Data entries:
--- BEGIN ---

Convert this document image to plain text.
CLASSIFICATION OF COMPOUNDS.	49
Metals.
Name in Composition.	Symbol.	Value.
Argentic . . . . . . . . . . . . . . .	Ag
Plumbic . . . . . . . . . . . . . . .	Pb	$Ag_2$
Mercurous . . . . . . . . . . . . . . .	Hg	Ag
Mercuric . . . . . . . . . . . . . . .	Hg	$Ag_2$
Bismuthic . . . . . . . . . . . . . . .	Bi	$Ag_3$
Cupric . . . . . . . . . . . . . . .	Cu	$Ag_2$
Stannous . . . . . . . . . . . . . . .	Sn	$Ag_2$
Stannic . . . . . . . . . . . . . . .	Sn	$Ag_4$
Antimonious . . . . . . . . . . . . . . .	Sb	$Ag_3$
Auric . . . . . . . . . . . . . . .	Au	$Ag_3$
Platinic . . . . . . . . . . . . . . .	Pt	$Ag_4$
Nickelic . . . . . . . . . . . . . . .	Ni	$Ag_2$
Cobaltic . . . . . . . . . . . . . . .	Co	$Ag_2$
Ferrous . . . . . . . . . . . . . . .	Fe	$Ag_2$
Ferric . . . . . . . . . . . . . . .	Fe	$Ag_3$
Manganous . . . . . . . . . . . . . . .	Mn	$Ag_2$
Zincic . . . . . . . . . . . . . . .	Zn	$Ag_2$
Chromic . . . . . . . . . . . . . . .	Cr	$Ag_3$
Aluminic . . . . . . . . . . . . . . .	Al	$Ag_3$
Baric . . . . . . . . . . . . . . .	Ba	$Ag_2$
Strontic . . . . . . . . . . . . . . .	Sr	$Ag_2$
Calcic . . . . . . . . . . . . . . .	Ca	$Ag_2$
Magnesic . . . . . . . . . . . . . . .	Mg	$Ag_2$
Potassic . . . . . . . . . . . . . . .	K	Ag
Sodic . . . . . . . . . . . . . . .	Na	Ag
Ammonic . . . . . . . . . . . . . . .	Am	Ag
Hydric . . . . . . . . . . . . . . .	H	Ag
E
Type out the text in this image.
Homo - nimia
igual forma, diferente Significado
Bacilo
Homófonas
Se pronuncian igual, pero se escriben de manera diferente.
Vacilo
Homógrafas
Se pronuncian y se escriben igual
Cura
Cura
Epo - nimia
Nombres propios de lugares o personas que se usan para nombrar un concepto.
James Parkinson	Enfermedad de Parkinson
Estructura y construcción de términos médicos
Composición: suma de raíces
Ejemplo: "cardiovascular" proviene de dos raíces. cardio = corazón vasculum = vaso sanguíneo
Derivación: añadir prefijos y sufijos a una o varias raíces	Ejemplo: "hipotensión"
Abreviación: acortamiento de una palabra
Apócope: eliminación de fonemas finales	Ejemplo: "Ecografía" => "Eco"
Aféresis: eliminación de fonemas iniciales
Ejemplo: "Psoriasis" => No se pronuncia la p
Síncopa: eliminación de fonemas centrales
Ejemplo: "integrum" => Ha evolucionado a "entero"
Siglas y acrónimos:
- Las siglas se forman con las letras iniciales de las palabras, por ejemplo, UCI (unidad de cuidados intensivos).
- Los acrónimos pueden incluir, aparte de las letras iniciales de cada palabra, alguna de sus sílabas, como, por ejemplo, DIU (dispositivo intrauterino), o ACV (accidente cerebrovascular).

--- END ---
--- BEGIN ---

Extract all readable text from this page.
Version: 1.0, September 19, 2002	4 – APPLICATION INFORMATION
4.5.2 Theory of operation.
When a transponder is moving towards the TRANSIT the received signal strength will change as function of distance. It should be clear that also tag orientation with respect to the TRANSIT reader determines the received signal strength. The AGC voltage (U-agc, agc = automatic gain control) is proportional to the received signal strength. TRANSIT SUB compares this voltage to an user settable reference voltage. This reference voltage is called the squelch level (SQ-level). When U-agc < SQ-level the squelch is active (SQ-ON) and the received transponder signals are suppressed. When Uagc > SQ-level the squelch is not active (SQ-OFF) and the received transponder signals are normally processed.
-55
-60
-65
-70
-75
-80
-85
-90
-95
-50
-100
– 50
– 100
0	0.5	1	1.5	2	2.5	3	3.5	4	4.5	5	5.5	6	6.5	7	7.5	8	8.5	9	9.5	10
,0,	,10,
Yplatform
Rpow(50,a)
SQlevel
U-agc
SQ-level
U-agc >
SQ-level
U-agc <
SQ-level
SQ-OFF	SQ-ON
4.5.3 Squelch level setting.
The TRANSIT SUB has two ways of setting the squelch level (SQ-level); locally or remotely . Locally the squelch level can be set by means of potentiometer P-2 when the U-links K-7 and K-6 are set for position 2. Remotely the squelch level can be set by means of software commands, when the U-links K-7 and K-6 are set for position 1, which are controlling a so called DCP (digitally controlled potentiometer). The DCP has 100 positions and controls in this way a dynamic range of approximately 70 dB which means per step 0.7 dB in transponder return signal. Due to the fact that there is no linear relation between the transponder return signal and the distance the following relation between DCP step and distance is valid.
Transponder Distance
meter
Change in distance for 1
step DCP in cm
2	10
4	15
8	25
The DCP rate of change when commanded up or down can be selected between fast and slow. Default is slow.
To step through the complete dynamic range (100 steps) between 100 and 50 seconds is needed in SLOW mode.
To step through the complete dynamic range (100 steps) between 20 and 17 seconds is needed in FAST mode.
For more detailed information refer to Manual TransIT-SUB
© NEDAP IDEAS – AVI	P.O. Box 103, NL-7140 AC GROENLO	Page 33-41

--- END ---

The task >> Scan the data above; copy every line where "setting" appears.

Full output >>
4.5.3 Squelch level setting.
The TRANSIT SUB has two ways of setting the squelch level (SQ-level); locally or remotely . Locally the squelch level can be set by means of potentiometer P-2 when the U-links K-7 and K-6 are set for position 2. Remotely the squelch level can be set by means of software commands, when the U-links K-7 and K-6 are set for position 1, which are controlling a so called DCP (digitally controlled potentiometer). The DCP has 100 positions and controls in this way a dynamic range of approximately 70 dB which means per step 0.7 dB in transponder return signal. Due to the fact that there is no linear relation between the transponder return signal and the distance the following relation between DCP step and distance is valid.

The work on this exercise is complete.